Reproduce the lines unchanged, from the first one through the line that contains "617, 391, 776]", with both of those included.

━━━ DATA EXCERPTS ━━━

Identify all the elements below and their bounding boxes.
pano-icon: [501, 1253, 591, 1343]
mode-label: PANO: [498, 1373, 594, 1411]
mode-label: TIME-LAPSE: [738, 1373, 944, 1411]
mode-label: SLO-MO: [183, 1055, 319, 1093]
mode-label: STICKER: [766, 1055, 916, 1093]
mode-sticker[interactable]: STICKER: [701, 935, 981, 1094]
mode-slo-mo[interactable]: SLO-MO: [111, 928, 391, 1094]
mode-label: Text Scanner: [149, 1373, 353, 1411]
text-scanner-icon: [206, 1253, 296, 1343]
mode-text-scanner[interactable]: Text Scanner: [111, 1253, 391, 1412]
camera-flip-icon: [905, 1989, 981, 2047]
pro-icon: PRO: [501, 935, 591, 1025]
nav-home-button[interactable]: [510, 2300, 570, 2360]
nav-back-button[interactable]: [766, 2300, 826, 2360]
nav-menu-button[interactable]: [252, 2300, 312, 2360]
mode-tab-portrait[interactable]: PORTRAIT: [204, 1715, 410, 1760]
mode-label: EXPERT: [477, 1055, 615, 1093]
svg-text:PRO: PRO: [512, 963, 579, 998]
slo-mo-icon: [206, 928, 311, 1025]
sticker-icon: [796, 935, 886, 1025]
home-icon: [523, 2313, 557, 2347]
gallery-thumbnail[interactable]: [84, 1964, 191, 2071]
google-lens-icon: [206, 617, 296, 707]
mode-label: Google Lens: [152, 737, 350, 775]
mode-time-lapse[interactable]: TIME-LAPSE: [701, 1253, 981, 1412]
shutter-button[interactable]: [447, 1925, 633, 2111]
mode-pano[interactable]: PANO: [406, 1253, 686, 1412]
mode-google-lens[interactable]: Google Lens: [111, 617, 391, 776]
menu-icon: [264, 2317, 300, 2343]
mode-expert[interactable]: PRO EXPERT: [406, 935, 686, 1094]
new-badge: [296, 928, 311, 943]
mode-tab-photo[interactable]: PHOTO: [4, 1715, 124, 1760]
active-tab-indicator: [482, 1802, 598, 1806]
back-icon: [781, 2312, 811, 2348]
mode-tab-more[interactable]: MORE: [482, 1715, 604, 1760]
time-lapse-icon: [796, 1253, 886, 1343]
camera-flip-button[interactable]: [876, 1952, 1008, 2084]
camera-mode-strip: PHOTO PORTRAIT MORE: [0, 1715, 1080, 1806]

━━━

# [RESULT BELOW]
Identify all the elements below and their bounding boxes.
pano-icon: [501, 1253, 591, 1343]
mode-label: PANO: [498, 1373, 594, 1411]
mode-label: TIME-LAPSE: [738, 1373, 944, 1411]
mode-label: SLO-MO: [183, 1055, 319, 1093]
mode-label: STICKER: [766, 1055, 916, 1093]
mode-sticker[interactable]: STICKER: [701, 935, 981, 1094]
mode-slo-mo[interactable]: SLO-MO: [111, 928, 391, 1094]
mode-label: Text Scanner: [149, 1373, 353, 1411]
text-scanner-icon: [206, 1253, 296, 1343]
mode-text-scanner[interactable]: Text Scanner: [111, 1253, 391, 1412]
camera-flip-icon: [905, 1989, 981, 2047]
pro-icon: PRO: [501, 935, 591, 1025]
nav-home-button[interactable]: [510, 2300, 570, 2360]
nav-back-button[interactable]: [766, 2300, 826, 2360]
nav-menu-button[interactable]: [252, 2300, 312, 2360]
mode-tab-portrait[interactable]: PORTRAIT: [204, 1715, 410, 1760]
mode-label: EXPERT: [477, 1055, 615, 1093]
svg-text:PRO: PRO: [512, 963, 579, 998]
slo-mo-icon: [206, 928, 311, 1025]
sticker-icon: [796, 935, 886, 1025]
home-icon: [523, 2313, 557, 2347]
gallery-thumbnail[interactable]: [84, 1964, 191, 2071]
google-lens-icon: [206, 617, 296, 707]
mode-label: Google Lens: [152, 737, 350, 775]
mode-time-lapse[interactable]: TIME-LAPSE: [701, 1253, 981, 1412]
shutter-button[interactable]: [447, 1925, 633, 2111]
mode-pano[interactable]: PANO: [406, 1253, 686, 1412]
mode-google-lens[interactable]: Google Lens: [111, 617, 391, 776]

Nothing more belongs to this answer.